* [ЧТО ТРЕБУЕТСЯ] Пожалуйста, извлеките дословно из текста о письме Горбачеву фрагмент между словами «В конце концов» и «пошел в прокуратуру.» включительно.

* [ТЕКСТ ДЛЯ ИЗУЧЕНИЯ]
В конце концов я решил, что должен сделать все возможное для своего освобождения, прибавив свои усилия к усилиям столь многих людей, в расчете, что мое обращение, быть может, как-то повлияет на неизвестный нам баланс сил "там, наверху". Когда наше освобождение стало фактом, взаимосвязь моего освобождения с судьбами других людей, с правами человека и гласностью, и трудности для меня и ответственность московской жизни проявились даже с большей силой, чем я мог то предполагать.
3 октября Люся отвезла меня на встречу с Андреевым. Она осталась ждать у кафе "Дружба" (в 1984 году, когда Люся ездила на допросы, она тоже оставляла там машину), а я пошел в прокуратуру.
Андреев действительно приехал по моему письму Горбачеву об узниках совести. "Ответом на письмо", однако, его сообщение назвать было трудно. Он сказал, что прокуратуре было поручено разобраться и что все упомянутые мною лица осуждены совершенно законно (он упомянул также о проверке медицинских экспертиз, видимо, в связи с психиатрическими делами). На все мои вопросы, которые я задавал с целью что-то конкретизировать или уточнить, он отвечал крайне расплывчато и неоднозначно. В частности, он так и не сказал, видел ли мое письмо Горбачев. Лишь в телефонном разговоре с М. С. Горбачевым я узнал, что на самом деле видел. Я упоминал в своих вопросах Марченко, но Андреев ушел от обсуждения. В конце часовой беседы я выразил неудовлетворенность его ответом, сказал, что по моему письму было необходимо общее политическое решение об освобождении всех узников совести, исправляющее несправедливость (я повторил заключительную формулировку письма). Андреев категорически отказался взять мое новое письмо, сказав, что он - не курьер.
В последующие недели я несколько переработал письмо и 23 октября отправил на имя Генерального секретаря. Люся считала, что не следует торопиться отправлять письмо, что-то ей в нем не нравилось. Однако я, приняв решение, не видел необходимости откладывать его исполнение. Возможно, это мое письмо Горбачеву и не сыграло какой-либо роли в нашем освобождении. Существуют слухи, что вопрос дебатировался уже с лета 1986 года, а может, и раньше. Но нельзя исключить и обратное - что письмо явилось тем маленьким толчком, который вызывает лавину. Впрочем, я больше склоняюсь к первому предположению.

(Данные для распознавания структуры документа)
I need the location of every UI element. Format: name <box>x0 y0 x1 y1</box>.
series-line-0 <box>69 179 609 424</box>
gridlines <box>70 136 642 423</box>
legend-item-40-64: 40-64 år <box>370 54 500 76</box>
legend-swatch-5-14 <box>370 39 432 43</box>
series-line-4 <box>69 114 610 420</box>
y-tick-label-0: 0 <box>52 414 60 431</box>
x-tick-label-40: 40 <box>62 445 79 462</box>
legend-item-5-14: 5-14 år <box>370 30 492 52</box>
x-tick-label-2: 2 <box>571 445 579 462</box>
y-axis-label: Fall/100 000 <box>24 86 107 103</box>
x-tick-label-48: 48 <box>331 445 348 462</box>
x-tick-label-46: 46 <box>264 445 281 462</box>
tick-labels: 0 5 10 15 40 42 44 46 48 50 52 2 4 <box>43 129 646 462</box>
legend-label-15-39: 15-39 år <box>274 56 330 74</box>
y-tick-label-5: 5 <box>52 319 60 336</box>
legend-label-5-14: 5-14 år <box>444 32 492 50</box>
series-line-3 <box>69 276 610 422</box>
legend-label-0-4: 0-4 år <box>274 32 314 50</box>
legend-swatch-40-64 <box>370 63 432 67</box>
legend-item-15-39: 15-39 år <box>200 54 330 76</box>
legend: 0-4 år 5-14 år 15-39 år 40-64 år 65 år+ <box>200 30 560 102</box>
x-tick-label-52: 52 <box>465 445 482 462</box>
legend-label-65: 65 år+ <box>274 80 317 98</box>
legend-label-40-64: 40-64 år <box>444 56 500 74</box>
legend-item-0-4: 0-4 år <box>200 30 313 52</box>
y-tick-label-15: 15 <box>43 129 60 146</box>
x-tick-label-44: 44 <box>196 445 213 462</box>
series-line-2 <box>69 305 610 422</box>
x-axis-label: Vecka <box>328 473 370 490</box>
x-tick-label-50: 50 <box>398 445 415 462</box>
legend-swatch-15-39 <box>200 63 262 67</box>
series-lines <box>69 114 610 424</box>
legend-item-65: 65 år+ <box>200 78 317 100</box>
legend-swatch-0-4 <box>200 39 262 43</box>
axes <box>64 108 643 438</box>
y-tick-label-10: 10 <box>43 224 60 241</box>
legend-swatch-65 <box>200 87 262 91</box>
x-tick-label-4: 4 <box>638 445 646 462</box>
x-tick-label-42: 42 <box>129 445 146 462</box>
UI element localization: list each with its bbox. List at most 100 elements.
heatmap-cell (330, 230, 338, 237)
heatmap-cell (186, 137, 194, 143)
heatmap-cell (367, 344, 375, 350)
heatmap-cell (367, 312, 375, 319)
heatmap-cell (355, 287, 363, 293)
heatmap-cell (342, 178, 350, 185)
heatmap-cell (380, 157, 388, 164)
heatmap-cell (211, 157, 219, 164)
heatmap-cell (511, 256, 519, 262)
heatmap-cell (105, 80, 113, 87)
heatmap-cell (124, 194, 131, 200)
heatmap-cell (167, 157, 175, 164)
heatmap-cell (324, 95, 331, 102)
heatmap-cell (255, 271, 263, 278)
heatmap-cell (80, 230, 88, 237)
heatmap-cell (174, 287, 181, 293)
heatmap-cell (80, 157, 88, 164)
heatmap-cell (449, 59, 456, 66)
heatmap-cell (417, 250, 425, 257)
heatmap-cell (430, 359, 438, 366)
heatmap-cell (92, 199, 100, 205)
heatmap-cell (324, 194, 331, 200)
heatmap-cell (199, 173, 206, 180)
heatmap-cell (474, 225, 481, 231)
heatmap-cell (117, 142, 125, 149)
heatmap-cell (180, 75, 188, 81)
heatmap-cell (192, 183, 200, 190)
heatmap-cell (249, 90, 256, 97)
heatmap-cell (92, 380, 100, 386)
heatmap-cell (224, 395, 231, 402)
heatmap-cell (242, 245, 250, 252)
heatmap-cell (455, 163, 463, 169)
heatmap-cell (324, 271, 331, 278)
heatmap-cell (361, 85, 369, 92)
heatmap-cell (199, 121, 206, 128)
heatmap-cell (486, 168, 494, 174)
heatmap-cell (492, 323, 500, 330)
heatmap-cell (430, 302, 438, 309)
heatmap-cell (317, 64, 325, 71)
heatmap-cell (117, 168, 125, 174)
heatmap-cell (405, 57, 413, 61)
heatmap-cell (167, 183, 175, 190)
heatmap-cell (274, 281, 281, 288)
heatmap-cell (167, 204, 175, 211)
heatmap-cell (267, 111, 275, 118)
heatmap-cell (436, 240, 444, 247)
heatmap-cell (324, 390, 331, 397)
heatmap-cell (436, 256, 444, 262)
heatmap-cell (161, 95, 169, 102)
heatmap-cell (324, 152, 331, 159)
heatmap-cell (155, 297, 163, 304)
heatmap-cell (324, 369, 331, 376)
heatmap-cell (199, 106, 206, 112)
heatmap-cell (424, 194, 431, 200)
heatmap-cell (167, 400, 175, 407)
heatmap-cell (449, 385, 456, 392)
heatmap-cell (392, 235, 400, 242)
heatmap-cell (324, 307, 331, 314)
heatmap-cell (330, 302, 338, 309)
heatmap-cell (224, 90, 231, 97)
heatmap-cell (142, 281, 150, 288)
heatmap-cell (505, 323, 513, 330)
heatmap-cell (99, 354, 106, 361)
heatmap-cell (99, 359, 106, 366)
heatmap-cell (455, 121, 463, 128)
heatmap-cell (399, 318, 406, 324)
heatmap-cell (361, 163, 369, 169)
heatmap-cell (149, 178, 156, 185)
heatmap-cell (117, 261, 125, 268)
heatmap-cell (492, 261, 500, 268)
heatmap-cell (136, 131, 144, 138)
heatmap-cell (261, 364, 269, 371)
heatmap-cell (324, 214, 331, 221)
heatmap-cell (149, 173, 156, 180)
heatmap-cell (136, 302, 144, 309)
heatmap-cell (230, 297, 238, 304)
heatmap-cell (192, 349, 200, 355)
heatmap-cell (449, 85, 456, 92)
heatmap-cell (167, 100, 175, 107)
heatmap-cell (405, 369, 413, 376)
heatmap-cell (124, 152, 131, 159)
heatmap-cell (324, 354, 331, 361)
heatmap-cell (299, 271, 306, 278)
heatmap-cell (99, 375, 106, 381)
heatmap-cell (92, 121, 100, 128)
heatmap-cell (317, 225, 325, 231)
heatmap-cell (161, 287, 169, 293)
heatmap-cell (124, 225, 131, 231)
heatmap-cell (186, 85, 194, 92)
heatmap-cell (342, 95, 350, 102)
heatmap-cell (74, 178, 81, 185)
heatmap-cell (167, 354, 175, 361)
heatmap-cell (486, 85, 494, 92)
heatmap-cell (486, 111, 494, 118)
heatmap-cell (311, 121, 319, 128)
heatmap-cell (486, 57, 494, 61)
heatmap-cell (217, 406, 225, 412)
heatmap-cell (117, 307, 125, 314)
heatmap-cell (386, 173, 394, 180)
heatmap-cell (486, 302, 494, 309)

* [ПОЛЕ ОТВЕТА]
В конце концов я решил, что должен сделать все возможное для своего освобождения, прибавив свои усилия к усилиям столь многих людей, в расчете, что мое обращение, быть может, как-то повлияет на неизвестный нам баланс сил "там, наверху". Когда наше освобождение стало фактом, взаимосвязь моего освобождения с судьбами других людей, с правами человека и гласностью, и трудности для меня и ответственность московской жизни проявились даже с большей силой, чем я мог то предполагать.
3 октября Люся отвезла меня на встречу с Андреевым. Она осталась ждать у кафе "Дружба" (в 1984 году, когда Люся ездила на допросы, она тоже оставляла там машину), а я пошел в прокуратуру.